WHAT YOU WILL DO
Go through the records below line by line, counting those that contain the word "from"; answer with the count only.

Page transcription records
+++++

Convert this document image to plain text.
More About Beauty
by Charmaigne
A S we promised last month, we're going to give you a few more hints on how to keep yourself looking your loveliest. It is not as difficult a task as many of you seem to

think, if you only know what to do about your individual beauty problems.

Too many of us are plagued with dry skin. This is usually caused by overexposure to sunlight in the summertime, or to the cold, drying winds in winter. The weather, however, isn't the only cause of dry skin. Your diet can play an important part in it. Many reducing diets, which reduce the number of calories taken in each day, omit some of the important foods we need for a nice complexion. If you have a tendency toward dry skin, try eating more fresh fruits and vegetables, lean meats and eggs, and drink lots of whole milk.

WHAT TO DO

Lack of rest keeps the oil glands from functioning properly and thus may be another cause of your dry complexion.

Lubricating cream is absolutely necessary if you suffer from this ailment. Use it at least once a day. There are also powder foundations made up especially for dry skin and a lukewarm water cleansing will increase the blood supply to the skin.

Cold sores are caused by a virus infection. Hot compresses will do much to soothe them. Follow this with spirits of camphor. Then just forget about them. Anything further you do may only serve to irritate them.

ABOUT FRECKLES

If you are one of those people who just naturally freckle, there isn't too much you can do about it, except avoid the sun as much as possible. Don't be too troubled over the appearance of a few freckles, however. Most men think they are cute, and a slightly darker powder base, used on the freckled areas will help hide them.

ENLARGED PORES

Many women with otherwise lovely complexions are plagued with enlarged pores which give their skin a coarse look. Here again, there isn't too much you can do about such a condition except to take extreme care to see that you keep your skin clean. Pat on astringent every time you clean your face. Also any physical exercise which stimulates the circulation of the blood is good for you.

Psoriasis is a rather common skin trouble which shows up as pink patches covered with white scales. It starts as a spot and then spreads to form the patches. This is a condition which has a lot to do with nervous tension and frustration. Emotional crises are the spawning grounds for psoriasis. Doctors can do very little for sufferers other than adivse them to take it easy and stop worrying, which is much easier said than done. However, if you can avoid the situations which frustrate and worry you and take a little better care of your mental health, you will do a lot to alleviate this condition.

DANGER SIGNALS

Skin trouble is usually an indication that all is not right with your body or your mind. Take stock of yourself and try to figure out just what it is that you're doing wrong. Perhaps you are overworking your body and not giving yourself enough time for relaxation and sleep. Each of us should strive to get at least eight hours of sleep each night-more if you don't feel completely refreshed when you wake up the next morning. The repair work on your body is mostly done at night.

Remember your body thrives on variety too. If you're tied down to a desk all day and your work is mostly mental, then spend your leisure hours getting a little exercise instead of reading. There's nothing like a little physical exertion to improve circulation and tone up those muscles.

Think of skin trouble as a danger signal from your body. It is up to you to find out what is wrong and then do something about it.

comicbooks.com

+++++

TASK RESPONSE
3